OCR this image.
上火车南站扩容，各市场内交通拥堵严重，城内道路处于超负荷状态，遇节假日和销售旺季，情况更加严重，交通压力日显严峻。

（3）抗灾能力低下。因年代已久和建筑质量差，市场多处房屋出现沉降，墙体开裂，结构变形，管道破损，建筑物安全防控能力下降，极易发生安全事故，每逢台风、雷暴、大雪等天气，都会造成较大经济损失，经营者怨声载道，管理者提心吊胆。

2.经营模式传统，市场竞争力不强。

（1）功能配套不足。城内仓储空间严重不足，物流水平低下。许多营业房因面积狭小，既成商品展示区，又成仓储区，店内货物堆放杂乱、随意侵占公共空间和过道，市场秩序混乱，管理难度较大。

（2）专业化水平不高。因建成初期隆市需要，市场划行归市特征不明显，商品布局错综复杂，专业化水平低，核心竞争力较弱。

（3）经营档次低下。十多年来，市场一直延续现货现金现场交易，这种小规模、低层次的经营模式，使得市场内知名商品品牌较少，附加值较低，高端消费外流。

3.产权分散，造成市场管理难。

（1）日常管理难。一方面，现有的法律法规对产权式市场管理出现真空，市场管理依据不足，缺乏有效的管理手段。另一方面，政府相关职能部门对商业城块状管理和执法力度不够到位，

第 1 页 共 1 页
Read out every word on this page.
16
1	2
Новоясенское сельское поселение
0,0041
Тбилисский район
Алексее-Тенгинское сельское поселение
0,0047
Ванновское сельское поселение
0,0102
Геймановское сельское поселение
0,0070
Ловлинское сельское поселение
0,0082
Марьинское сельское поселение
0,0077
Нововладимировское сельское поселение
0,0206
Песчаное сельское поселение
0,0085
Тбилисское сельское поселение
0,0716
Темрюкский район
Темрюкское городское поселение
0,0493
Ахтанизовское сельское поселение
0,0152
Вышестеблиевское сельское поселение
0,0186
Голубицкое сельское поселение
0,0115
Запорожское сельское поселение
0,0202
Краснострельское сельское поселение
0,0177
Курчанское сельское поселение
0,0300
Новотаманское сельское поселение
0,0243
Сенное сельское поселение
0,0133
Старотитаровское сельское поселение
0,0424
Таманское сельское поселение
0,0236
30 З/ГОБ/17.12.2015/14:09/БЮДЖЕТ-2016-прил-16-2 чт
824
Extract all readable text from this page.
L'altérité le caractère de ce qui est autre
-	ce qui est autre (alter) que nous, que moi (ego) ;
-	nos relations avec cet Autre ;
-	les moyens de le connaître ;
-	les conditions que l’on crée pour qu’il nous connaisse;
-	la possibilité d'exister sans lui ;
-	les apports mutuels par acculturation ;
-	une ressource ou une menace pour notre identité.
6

○ ○ ○ ○ ○

▶ **SHORT EXERCISE**
Show every line that contains the word "this".

▶ **FULL SOLUTION**
OCR this image.
Read out every word on this page.
Extract all readable text from this page.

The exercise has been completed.